───── Exercise inputs ─────

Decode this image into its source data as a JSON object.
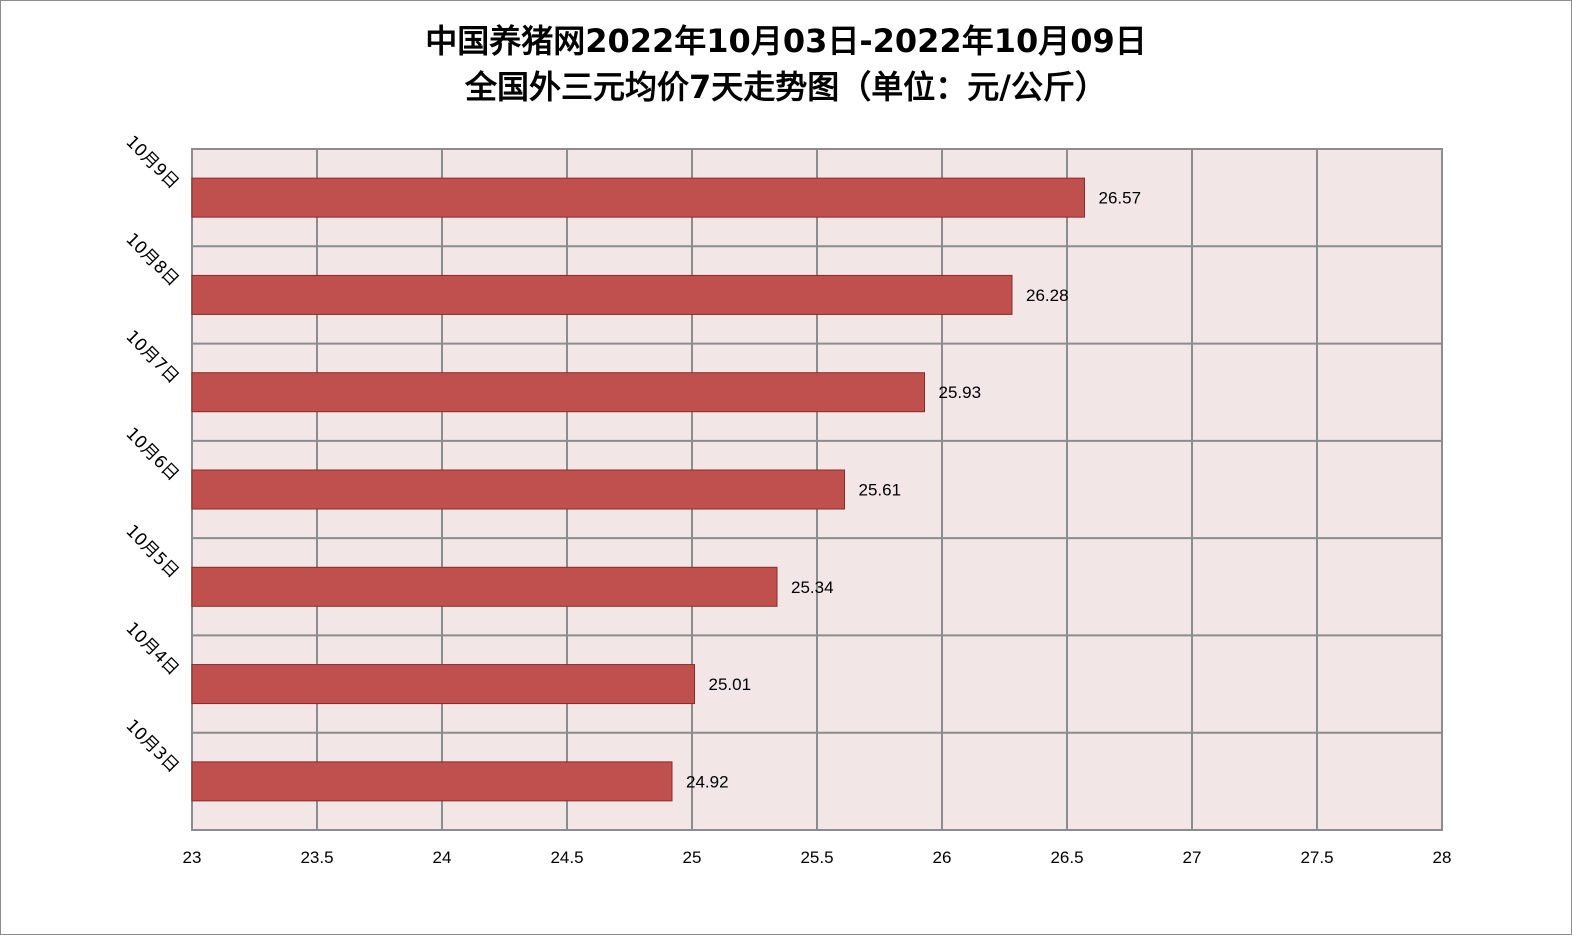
{
  "chart_data": {
    "type": "bar",
    "orientation": "horizontal",
    "title_line1": "中国养猪网2022年10月03日-2022年10月09日",
    "title_line2": "全国外三元均价7天走势图（单位：元/公斤）",
    "categories": [
      "10月3日",
      "10月4日",
      "10月5日",
      "10月6日",
      "10月7日",
      "10月8日",
      "10月9日"
    ],
    "values": [
      24.92,
      25.01,
      25.34,
      25.61,
      25.93,
      26.28,
      26.57
    ],
    "value_labels": [
      "24.92",
      "25.01",
      "25.34",
      "25.61",
      "25.93",
      "26.28",
      "26.57"
    ],
    "xlim": [
      23,
      28
    ],
    "x_ticks": [
      "23",
      "23.5",
      "24",
      "24.5",
      "25",
      "25.5",
      "26",
      "26.5",
      "27",
      "27.5",
      "28"
    ],
    "grid": true,
    "legend": "none",
    "colors": {
      "bar": "#c0504d",
      "bar_border": "#8b2b28",
      "plot_bg": "#f2e6e6",
      "grid": "#8c8c8c"
    }
  }
}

─────

■ What is required ■
Write out the entries above word for word. Do not include the pictures.

■ The completed task ■
Decode this image into its source data as a JSON object.
{
  "chart_data": {
    "type": "bar",
    "orientation": "horizontal",
    "title_line1": "中国养猪网2022年10月03日-2022年10月09日",
    "title_line2": "全国外三元均价7天走势图（单位：元/公斤）",
    "categories": [
      "10月3日",
      "10月4日",
      "10月5日",
      "10月6日",
      "10月7日",
      "10月8日",
      "10月9日"
    ],
    "values": [
      24.92,
      25.01,
      25.34,
      25.61,
      25.93,
      26.28,
      26.57
    ],
    "value_labels": [
      "24.92",
      "25.01",
      "25.34",
      "25.61",
      "25.93",
      "26.28",
      "26.57"
    ],
    "xlim": [
      23,
      28
    ],
    "x_ticks": [
      "23",
      "23.5",
      "24",
      "24.5",
      "25",
      "25.5",
      "26",
      "26.5",
      "27",
      "27.5",
      "28"
    ],
    "grid": true,
    "legend": "none",
    "colors": {
      "bar": "#c0504d",
      "bar_border": "#8b2b28",
      "plot_bg": "#f2e6e6",
      "grid": "#8c8c8c"
    }
  }
}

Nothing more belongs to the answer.